Aim of the exercise: Please copy every line of the records below that holds the word "from".
|---|
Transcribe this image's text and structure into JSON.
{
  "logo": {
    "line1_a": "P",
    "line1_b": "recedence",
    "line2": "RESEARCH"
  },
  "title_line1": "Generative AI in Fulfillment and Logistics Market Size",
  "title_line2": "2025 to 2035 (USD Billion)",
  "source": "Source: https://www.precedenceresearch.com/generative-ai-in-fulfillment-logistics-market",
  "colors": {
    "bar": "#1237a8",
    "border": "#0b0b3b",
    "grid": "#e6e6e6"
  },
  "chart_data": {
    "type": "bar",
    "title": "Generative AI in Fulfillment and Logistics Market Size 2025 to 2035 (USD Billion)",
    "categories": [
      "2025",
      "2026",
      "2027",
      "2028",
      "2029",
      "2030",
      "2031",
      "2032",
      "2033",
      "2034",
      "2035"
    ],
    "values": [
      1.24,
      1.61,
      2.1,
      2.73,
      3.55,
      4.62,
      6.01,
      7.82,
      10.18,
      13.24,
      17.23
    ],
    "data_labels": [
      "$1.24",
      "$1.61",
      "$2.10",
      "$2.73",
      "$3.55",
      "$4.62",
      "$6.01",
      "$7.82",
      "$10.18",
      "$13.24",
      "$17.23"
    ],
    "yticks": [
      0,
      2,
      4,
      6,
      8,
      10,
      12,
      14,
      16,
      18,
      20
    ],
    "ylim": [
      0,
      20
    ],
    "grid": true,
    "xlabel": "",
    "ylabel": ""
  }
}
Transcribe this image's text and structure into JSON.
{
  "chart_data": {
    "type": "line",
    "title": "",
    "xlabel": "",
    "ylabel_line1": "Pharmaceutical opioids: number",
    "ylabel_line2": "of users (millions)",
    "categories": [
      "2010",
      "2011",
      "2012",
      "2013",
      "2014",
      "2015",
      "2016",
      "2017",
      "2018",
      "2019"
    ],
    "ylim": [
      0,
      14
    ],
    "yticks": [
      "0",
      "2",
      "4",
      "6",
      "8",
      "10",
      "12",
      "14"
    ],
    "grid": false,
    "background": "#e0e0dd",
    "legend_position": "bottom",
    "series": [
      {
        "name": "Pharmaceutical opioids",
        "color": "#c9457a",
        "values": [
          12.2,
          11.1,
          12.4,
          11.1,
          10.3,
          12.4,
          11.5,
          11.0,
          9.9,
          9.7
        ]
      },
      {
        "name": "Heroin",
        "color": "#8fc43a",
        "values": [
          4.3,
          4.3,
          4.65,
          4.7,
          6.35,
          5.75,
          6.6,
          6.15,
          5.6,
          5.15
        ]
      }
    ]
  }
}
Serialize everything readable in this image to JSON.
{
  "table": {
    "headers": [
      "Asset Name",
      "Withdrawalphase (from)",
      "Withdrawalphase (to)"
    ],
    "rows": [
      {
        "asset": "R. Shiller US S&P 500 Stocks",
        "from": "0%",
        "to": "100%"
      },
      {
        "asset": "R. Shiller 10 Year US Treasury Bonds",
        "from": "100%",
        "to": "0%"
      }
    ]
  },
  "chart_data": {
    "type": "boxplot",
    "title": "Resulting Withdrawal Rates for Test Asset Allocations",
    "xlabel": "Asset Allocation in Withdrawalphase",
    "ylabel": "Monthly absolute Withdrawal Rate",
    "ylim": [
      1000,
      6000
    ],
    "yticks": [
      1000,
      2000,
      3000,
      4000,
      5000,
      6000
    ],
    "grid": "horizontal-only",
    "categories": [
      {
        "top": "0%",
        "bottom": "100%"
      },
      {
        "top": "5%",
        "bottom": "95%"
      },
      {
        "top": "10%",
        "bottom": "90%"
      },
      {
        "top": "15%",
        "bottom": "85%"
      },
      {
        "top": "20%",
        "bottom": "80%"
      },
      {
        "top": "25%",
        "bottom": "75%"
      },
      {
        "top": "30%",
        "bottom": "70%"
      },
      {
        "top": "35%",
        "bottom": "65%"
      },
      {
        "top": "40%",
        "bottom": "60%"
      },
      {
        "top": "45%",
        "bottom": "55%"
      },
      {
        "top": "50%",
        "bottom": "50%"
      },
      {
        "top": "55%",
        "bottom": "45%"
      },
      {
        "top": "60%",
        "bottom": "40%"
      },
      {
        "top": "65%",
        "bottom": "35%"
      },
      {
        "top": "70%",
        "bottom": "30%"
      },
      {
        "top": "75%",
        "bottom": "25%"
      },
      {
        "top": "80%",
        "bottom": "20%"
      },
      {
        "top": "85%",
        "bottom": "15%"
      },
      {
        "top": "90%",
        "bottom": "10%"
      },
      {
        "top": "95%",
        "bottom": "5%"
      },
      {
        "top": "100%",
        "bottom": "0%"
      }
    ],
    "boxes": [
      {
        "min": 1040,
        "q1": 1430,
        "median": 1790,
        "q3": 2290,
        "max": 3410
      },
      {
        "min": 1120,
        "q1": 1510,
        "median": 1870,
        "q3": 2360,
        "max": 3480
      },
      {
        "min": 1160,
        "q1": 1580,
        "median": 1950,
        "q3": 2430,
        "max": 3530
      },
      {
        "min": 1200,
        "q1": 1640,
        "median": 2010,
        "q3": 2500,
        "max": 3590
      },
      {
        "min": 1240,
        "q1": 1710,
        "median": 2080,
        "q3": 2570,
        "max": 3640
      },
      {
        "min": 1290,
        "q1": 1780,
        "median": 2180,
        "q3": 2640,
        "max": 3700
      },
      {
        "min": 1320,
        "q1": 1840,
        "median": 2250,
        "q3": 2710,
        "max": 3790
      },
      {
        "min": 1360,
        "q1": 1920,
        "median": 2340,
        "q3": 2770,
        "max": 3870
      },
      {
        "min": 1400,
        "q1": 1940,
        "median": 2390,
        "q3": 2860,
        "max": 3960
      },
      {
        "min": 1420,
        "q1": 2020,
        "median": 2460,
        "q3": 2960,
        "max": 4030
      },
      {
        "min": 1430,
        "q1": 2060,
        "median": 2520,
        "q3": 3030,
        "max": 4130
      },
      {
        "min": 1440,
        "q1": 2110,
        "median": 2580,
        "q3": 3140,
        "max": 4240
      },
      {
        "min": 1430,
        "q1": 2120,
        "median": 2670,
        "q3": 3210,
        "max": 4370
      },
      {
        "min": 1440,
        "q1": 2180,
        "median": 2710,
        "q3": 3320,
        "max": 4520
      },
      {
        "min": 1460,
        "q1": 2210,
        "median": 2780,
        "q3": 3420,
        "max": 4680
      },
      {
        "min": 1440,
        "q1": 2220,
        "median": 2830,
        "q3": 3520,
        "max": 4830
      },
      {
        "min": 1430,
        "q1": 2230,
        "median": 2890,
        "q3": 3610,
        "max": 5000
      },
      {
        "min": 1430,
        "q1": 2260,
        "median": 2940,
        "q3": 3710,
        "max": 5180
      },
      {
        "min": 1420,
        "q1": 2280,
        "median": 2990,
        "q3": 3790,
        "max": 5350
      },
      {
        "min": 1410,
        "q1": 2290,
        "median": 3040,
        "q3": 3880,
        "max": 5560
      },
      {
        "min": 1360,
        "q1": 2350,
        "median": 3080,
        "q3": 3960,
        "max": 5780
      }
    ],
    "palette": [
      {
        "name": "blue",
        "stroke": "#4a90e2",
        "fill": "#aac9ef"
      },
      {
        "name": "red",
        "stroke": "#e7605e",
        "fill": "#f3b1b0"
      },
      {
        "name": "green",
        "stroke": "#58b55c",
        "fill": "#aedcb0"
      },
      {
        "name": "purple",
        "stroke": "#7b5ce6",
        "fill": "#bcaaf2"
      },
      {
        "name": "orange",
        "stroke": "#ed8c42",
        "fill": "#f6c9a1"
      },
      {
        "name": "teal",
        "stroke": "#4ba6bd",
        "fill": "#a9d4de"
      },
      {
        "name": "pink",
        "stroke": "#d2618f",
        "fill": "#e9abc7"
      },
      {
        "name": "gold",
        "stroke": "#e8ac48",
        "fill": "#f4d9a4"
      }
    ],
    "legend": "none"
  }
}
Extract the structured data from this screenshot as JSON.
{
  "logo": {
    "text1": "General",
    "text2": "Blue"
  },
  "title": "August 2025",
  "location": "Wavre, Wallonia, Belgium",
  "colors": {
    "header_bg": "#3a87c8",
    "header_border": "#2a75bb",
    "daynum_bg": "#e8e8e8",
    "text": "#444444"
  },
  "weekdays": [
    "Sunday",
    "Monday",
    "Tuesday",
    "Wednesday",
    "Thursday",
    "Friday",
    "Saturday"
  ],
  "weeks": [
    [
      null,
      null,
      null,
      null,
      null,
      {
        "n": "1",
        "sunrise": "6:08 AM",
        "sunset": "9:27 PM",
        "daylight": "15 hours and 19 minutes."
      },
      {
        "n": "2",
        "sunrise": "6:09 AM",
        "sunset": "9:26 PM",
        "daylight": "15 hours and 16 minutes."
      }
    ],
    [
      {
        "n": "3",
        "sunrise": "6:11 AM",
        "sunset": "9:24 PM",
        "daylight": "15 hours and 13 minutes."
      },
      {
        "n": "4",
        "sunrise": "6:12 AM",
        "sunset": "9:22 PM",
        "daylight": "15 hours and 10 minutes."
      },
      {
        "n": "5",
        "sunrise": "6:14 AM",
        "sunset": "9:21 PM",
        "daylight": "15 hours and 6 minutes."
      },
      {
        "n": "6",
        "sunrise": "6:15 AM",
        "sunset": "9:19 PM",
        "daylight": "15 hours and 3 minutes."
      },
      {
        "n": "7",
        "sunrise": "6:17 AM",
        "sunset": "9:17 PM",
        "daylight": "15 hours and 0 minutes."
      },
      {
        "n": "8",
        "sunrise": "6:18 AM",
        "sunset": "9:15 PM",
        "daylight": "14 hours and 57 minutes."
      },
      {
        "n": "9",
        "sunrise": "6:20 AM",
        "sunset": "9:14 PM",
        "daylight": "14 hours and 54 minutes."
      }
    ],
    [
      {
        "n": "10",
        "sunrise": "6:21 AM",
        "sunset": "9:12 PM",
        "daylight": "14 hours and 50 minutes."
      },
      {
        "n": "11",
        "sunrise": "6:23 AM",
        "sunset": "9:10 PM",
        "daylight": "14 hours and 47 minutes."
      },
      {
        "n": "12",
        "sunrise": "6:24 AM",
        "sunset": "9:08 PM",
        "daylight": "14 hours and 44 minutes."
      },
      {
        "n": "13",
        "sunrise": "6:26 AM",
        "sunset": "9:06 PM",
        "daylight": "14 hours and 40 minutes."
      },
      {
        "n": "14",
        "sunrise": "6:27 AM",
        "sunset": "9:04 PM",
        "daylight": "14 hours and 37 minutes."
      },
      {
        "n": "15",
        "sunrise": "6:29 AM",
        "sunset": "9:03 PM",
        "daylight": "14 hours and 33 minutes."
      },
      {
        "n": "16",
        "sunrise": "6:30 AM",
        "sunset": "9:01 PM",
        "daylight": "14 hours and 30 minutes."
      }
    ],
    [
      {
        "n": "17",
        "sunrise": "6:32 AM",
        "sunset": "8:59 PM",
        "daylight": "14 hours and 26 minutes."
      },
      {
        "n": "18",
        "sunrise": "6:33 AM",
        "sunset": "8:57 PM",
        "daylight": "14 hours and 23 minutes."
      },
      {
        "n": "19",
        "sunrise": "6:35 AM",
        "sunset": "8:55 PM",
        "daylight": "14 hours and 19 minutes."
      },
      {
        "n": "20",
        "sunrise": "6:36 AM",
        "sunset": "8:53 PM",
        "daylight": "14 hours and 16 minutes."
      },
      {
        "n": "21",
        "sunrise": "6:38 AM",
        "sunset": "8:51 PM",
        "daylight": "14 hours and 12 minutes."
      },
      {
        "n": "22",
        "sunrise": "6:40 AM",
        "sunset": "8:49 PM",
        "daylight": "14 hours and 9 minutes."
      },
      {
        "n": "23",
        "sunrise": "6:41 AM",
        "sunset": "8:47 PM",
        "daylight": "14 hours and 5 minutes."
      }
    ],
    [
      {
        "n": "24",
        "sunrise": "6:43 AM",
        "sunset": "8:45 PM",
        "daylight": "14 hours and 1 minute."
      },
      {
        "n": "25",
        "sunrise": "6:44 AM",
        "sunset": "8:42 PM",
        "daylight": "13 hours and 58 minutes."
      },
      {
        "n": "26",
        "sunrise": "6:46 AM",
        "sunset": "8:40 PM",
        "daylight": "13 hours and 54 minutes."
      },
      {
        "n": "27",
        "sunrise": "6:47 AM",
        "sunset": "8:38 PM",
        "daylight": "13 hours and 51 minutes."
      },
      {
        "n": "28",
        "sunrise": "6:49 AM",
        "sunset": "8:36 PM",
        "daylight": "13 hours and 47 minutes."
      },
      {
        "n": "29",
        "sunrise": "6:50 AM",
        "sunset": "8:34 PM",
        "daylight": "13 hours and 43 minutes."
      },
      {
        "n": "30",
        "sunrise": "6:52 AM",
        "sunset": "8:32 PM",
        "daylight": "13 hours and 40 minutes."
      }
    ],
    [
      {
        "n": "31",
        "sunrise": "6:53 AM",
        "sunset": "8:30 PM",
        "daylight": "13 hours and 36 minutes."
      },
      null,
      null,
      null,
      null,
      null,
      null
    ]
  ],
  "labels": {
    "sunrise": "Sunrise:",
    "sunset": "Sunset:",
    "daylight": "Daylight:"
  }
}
|---|
Right answer:
      "Withdrawalphase (from)",
        "from": "0%",
        "from": "100%",
Extract the structured data from this screenshot as JSON.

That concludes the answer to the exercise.